Consider the records below. How many of their lines include the word "congue"? State the number and nothing else.
------ The input
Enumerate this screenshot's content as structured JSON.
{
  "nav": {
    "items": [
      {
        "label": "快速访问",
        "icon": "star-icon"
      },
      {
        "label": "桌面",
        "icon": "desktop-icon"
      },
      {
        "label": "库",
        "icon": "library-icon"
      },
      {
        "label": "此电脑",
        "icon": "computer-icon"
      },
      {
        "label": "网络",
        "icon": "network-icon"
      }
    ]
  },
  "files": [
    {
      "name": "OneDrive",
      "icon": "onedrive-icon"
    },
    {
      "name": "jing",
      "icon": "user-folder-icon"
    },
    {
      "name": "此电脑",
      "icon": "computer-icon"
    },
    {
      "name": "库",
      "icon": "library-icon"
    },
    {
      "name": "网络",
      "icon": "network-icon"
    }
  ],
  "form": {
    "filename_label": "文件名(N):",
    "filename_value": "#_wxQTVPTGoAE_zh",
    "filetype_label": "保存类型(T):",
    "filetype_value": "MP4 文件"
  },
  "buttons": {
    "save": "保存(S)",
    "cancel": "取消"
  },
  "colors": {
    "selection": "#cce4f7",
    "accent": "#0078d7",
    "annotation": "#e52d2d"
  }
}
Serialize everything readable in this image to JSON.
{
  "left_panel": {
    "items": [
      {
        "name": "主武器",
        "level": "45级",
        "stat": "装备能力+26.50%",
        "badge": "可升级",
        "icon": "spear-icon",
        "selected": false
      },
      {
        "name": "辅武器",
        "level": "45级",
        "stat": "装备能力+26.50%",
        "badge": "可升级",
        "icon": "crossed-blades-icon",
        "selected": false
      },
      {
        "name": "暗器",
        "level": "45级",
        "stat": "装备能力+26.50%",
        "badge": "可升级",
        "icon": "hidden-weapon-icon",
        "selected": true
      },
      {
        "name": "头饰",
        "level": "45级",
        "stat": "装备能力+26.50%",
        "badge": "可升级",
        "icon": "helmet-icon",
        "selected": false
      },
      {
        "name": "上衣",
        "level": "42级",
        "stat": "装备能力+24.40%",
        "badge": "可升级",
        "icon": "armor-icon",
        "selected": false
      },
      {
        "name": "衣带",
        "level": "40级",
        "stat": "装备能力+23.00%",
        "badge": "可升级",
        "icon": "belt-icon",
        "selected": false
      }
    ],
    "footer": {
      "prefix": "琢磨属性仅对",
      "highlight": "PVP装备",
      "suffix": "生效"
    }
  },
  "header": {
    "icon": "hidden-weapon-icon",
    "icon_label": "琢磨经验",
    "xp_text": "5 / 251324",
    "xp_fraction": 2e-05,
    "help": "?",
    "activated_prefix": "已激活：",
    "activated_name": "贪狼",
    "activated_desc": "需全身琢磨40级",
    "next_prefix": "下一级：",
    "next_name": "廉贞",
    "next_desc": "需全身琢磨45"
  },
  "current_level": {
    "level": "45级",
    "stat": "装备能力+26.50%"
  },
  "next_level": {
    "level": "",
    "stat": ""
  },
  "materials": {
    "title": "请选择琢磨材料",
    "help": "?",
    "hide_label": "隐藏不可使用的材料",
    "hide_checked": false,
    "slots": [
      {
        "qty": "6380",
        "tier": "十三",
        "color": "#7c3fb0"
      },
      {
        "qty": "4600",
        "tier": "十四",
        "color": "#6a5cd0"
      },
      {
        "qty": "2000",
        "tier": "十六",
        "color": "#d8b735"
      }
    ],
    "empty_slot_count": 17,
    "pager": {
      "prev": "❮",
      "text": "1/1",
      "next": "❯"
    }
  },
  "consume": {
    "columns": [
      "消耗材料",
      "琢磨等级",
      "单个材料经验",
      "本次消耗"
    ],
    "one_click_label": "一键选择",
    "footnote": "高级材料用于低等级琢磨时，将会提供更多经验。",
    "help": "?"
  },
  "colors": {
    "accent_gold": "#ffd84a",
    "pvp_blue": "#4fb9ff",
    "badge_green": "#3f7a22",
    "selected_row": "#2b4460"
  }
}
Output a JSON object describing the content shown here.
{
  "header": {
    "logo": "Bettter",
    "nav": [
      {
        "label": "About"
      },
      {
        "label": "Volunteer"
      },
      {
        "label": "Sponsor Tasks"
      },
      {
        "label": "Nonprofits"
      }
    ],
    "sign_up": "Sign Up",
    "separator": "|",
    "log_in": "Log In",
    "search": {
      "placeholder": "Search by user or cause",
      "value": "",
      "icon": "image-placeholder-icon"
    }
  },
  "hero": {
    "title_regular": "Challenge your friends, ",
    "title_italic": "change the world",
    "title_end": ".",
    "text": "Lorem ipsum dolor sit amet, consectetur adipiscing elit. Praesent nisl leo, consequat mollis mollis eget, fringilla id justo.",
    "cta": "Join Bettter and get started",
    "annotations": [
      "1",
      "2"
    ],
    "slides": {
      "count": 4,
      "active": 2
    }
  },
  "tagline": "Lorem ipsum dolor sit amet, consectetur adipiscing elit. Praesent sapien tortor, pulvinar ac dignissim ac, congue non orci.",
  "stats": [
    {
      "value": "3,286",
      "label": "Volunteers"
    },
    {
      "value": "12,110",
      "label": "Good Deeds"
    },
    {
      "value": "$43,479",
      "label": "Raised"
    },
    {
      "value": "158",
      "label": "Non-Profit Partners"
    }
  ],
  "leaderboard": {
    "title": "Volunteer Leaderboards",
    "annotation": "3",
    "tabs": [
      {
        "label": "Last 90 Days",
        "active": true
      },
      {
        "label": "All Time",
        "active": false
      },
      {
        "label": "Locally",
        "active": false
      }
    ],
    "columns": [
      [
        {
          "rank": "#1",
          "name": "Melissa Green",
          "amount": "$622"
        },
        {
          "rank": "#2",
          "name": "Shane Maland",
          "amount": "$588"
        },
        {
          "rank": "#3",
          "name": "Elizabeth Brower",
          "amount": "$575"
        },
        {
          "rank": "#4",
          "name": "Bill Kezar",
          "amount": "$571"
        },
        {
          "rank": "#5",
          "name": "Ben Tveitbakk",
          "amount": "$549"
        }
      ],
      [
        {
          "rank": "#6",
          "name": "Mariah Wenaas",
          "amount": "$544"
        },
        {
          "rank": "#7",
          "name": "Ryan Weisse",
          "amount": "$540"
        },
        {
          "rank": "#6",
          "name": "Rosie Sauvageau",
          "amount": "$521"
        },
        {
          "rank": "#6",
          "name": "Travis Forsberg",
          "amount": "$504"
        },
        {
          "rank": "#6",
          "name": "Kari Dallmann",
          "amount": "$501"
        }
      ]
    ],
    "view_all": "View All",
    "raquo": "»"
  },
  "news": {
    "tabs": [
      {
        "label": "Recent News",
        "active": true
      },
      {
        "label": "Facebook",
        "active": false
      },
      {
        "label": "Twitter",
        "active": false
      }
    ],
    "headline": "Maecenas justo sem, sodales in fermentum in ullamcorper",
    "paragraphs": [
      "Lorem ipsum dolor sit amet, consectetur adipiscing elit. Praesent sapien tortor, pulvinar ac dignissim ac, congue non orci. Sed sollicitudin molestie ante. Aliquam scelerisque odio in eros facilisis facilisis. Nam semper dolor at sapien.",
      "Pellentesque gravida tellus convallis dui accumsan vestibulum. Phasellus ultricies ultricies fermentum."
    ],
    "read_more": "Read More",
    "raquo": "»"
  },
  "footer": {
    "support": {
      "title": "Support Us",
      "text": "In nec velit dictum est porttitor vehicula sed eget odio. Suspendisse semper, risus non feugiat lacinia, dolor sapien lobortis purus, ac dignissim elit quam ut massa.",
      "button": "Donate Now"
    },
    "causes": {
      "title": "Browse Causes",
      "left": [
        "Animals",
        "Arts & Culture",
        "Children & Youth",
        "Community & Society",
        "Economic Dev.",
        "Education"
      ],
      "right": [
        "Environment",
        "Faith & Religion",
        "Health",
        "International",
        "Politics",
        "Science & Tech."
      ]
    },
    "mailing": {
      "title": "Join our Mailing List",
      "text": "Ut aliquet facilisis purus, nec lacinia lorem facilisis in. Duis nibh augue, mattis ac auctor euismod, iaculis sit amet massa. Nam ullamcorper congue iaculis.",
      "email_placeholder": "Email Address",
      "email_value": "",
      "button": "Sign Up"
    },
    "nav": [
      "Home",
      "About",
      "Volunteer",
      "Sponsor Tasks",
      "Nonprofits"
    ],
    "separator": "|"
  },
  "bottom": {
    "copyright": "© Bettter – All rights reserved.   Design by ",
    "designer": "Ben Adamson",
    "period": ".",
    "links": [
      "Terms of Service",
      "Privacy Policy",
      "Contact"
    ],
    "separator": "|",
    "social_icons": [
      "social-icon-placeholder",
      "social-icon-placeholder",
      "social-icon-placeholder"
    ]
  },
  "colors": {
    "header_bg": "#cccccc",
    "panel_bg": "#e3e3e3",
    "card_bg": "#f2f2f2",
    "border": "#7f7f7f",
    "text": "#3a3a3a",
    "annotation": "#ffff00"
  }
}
------------
▶ [Exercise response]: 3